PROBLEM — Each of the entries should be retyped precisely as it appears.
++++ SUPPLIED DATA ++++
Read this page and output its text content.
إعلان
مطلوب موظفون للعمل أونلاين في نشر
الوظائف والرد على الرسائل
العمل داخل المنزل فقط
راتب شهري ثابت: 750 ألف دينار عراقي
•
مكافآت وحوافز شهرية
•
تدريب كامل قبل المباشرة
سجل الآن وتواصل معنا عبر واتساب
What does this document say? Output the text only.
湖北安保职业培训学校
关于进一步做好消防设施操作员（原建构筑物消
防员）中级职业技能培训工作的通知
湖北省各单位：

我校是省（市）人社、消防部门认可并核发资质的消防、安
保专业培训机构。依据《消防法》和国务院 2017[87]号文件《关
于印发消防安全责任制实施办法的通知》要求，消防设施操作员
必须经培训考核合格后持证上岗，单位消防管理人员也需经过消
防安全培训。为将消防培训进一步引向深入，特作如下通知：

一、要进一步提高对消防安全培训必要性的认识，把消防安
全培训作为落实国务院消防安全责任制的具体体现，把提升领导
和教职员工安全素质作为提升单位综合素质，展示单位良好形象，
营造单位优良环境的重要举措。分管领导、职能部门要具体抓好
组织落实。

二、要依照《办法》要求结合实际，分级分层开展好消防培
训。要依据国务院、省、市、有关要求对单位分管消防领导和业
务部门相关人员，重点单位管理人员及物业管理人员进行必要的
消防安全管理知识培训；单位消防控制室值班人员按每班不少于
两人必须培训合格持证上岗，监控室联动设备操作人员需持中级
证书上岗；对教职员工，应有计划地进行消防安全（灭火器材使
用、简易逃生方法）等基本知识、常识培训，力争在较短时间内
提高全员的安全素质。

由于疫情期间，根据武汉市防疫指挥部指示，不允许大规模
++++
CORRECT RESULT —
Read this page and output its text content.
إعلان
مطلوب موظفون للعمل أونلاين في نشر
الوظائف والرد على الرسائل
العمل داخل المنزل فقط
راتب شهري ثابت: 750 ألف دينار عراقي
•
مكافآت وحوافز شهرية
•
تدريب كامل قبل المباشرة
سجل الآن وتواصل معنا عبر واتساب
What does this document say? Output the text only.
湖北安保职业培训学校
关于进一步做好消防设施操作员（原建构筑物消
防员）中级职业技能培训工作的通知
湖北省各单位：

我校是省（市）人社、消防部门认可并核发资质的消防、安
保专业培训机构。依据《消防法》和国务院 2017[87]号文件《关
于印发消防安全责任制实施办法的通知》要求，消防设施操作员
必须经培训考核合格后持证上岗，单位消防管理人员也需经过消
防安全培训。为将消防培训进一步引向深入，特作如下通知：

一、要进一步提高对消防安全培训必要性的认识，把消防安
全培训作为落实国务院消防安全责任制的具体体现，把提升领导
和教职员工安全素质作为提升单位综合素质，展示单位良好形象，
营造单位优良环境的重要举措。分管领导、职能部门要具体抓好
组织落实。

二、要依照《办法》要求结合实际，分级分层开展好消防培
训。要依据国务院、省、市、有关要求对单位分管消防领导和业
务部门相关人员，重点单位管理人员及物业管理人员进行必要的
消防安全管理知识培训；单位消防控制室值班人员按每班不少于
两人必须培训合格持证上岗，监控室联动设备操作人员需持中级
证书上岗；对教职员工，应有计划地进行消防安全（灭火器材使
用、简易逃生方法）等基本知识、常识培训，力争在较短时间内
提高全员的安全素质。

由于疫情期间，根据武汉市防疫指挥部指示，不允许大规模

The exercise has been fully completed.